**EXERCISE INSTRUCTIONS**
Which lines hold the word "flag"? Copy each one.
━━━━━━━━━━━━━━━━━━━━
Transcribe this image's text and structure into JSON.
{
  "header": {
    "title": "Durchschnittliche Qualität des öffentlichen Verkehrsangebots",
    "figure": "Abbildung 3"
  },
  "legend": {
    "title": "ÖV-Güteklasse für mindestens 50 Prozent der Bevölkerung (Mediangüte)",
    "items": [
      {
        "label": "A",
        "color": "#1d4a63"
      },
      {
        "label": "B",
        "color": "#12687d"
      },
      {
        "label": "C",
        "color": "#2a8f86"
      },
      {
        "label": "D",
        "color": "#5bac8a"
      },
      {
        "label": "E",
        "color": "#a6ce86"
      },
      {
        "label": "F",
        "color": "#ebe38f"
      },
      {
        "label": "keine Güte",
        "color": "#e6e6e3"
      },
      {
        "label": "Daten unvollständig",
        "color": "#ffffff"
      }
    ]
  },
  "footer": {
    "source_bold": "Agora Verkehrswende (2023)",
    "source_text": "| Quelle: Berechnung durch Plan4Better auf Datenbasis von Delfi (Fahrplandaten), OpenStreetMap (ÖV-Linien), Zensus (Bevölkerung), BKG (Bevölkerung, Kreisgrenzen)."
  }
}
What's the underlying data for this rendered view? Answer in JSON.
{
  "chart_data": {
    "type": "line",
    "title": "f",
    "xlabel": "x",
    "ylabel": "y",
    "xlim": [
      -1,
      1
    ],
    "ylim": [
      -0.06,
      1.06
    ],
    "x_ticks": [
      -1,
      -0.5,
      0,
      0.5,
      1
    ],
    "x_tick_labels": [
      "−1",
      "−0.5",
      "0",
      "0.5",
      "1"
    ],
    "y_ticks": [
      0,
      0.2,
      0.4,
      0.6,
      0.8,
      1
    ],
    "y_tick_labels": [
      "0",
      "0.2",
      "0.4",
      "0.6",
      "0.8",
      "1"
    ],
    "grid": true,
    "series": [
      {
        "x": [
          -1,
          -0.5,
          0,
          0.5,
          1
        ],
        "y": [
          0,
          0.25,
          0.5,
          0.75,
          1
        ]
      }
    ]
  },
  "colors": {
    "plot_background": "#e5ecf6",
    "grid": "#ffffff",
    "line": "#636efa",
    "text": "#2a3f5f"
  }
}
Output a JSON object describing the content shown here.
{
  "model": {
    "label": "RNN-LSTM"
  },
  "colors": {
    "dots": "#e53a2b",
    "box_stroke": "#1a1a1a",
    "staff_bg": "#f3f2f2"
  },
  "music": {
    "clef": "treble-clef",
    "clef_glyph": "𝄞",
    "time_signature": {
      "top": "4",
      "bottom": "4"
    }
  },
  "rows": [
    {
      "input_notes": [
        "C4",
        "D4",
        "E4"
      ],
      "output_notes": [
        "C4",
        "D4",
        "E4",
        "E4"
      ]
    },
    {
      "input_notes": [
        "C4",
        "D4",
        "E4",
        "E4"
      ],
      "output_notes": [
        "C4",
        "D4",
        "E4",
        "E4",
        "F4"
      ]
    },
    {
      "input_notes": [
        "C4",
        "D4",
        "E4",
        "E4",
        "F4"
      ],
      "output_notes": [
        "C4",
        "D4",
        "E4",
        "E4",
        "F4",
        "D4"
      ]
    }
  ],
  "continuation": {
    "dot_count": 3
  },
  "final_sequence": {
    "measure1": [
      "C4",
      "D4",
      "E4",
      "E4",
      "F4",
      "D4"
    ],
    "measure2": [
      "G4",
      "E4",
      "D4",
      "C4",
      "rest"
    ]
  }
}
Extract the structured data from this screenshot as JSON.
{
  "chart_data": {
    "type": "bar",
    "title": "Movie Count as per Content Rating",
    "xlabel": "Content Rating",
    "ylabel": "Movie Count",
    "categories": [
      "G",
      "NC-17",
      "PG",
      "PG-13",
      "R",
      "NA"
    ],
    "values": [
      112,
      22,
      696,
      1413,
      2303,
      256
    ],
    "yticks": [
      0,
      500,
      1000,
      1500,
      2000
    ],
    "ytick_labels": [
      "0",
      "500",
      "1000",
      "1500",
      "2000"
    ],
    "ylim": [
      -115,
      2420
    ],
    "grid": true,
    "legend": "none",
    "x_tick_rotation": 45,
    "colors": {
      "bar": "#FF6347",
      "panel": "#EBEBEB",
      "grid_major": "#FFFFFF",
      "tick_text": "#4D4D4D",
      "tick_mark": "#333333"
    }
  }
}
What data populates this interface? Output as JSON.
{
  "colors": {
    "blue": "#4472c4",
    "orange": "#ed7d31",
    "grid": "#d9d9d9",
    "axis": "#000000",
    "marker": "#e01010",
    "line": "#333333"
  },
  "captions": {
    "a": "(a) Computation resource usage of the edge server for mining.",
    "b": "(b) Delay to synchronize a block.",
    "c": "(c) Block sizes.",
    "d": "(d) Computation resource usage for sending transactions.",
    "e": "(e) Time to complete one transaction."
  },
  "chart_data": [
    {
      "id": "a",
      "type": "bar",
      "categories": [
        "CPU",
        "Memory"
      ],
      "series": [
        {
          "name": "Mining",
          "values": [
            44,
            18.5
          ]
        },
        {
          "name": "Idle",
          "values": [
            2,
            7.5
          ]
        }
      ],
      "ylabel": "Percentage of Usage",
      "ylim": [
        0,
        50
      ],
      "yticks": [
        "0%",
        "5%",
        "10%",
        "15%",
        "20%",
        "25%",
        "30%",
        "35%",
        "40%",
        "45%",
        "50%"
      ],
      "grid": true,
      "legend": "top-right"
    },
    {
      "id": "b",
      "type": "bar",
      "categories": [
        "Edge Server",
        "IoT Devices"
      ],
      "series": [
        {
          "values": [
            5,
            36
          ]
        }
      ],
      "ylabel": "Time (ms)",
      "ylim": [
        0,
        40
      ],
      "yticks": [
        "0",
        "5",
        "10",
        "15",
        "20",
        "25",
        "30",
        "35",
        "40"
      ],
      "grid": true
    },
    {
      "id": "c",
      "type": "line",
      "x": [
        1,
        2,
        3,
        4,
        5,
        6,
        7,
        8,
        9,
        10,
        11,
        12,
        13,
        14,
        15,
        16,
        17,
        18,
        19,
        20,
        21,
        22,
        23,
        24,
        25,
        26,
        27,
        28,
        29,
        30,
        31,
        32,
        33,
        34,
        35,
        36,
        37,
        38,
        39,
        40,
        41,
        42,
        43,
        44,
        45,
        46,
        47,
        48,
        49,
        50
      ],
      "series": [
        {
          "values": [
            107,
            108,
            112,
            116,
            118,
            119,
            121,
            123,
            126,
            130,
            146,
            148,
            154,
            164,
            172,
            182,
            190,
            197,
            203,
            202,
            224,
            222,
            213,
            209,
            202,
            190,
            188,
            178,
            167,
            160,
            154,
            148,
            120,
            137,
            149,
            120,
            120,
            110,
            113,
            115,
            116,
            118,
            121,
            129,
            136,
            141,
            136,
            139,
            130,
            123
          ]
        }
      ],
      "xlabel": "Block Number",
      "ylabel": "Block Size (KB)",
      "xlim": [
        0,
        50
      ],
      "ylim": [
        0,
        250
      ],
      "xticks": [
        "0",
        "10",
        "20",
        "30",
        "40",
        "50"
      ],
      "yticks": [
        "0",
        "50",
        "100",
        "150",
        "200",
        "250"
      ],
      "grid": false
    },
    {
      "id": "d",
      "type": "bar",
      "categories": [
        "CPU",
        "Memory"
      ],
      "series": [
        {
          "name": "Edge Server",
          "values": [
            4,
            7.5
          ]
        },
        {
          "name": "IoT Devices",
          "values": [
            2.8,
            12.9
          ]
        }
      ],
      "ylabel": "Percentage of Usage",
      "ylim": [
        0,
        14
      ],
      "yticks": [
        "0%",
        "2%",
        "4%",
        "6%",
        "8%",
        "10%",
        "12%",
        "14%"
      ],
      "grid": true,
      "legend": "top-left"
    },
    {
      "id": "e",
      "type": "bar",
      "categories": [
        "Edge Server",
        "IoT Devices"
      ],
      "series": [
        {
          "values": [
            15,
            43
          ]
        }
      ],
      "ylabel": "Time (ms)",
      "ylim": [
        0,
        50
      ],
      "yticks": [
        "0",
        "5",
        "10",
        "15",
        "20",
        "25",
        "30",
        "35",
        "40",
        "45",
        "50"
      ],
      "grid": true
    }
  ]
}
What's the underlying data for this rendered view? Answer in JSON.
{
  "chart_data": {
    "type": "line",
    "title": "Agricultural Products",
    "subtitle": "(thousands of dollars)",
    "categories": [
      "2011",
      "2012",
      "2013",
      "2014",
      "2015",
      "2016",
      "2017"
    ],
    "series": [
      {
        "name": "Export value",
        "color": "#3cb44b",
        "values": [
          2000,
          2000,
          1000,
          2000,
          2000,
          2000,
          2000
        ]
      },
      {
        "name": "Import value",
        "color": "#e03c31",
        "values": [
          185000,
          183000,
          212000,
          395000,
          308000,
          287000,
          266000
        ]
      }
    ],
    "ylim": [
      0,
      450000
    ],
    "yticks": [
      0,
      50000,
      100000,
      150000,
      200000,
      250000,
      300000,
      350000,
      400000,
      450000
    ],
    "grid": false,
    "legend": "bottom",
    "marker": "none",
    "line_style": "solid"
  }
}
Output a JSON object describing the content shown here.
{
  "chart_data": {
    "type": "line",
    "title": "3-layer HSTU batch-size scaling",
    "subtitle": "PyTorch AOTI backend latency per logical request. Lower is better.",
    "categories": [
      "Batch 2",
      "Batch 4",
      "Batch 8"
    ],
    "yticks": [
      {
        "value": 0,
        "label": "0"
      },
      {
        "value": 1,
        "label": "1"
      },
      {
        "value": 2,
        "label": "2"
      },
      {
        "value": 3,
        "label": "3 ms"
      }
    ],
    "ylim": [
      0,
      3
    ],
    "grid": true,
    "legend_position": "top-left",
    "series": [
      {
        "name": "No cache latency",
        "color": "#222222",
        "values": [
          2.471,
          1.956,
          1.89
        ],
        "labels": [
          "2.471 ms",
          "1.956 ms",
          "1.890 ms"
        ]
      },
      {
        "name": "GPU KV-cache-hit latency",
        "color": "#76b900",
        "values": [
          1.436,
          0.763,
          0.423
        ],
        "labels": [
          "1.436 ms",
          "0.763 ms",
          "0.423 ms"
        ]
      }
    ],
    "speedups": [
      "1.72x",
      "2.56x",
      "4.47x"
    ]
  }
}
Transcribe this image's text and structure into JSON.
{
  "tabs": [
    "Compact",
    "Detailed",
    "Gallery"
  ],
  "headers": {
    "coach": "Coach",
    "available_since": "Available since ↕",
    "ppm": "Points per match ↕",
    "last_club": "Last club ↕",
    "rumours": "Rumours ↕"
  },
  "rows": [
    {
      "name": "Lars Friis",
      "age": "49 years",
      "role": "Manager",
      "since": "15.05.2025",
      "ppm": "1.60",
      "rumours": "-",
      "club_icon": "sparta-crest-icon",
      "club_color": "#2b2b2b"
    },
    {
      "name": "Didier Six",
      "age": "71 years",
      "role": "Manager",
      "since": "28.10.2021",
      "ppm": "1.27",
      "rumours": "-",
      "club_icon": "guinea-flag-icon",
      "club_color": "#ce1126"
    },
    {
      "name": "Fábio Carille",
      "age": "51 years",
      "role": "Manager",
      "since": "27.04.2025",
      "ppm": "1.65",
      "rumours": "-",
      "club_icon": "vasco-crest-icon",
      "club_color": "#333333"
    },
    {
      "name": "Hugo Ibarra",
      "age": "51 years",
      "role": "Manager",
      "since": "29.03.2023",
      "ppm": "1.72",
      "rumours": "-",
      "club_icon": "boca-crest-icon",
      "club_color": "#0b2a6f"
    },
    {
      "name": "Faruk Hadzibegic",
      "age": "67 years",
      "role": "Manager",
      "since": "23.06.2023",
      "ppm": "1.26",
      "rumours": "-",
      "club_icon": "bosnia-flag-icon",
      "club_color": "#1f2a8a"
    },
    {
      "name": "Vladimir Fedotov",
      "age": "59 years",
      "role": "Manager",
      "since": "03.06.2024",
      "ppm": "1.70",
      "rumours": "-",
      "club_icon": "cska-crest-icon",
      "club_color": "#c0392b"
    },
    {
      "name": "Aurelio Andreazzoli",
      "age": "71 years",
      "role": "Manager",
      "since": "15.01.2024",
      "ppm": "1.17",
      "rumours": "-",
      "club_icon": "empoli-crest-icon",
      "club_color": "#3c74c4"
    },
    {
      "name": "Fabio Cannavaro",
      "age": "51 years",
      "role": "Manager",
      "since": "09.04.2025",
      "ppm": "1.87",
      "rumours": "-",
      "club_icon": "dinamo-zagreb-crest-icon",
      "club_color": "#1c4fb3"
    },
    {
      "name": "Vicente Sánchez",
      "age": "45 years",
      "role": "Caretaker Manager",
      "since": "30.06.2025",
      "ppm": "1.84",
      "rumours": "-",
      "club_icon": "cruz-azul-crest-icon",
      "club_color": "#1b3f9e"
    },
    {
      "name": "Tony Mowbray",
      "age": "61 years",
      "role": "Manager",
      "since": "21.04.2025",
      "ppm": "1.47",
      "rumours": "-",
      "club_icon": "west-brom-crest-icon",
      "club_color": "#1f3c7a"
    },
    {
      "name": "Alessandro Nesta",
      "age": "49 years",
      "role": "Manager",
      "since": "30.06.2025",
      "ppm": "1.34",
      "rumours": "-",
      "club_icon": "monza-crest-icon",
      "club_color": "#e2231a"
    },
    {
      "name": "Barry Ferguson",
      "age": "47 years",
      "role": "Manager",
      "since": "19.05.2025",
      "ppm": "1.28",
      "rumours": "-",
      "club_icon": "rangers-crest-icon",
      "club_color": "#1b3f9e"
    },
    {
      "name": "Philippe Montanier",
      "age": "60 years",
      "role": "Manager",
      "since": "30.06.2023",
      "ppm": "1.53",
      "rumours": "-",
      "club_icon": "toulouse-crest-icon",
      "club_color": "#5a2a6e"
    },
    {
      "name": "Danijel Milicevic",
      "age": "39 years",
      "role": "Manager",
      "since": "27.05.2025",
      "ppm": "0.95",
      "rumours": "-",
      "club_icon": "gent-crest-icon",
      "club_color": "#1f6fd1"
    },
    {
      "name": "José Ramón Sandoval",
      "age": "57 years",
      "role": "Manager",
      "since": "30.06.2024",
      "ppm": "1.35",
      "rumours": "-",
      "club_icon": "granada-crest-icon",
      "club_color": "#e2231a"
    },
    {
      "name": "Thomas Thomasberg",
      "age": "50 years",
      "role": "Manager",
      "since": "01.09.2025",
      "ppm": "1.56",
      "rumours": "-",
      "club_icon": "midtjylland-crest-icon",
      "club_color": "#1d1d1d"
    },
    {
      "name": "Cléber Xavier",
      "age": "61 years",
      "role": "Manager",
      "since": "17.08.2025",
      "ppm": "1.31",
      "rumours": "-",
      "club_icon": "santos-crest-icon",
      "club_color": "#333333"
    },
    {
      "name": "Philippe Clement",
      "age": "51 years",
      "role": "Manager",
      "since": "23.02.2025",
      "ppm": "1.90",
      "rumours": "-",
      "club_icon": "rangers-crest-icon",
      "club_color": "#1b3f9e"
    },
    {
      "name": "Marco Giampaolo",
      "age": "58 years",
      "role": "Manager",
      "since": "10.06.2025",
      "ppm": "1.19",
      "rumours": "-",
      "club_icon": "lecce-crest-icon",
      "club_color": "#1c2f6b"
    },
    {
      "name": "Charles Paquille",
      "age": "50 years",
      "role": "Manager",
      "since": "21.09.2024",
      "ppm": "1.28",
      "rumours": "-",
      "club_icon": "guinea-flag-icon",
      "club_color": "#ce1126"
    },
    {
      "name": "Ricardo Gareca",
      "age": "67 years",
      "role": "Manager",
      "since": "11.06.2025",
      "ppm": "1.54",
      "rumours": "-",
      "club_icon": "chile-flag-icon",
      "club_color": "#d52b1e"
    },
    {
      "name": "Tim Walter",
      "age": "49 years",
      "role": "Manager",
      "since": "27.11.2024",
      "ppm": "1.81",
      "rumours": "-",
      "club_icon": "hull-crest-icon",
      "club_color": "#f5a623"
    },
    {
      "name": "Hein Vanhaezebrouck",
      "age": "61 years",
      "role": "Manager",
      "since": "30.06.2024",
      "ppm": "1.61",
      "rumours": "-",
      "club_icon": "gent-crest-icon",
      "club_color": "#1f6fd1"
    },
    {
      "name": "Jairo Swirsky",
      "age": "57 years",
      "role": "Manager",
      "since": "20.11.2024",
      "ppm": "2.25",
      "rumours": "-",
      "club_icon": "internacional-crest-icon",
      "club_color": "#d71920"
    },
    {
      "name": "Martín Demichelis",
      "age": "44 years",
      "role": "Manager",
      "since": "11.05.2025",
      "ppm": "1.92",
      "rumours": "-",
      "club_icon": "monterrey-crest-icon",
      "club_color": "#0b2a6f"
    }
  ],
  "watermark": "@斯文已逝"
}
━━━━━━━━━━━━━━━━━━━━
**THE RESULT**
      "club_icon": "guinea-flag-icon",
      "club_icon": "bosnia-flag-icon",
      "club_icon": "guinea-flag-icon",
      "club_icon": "chile-flag-icon",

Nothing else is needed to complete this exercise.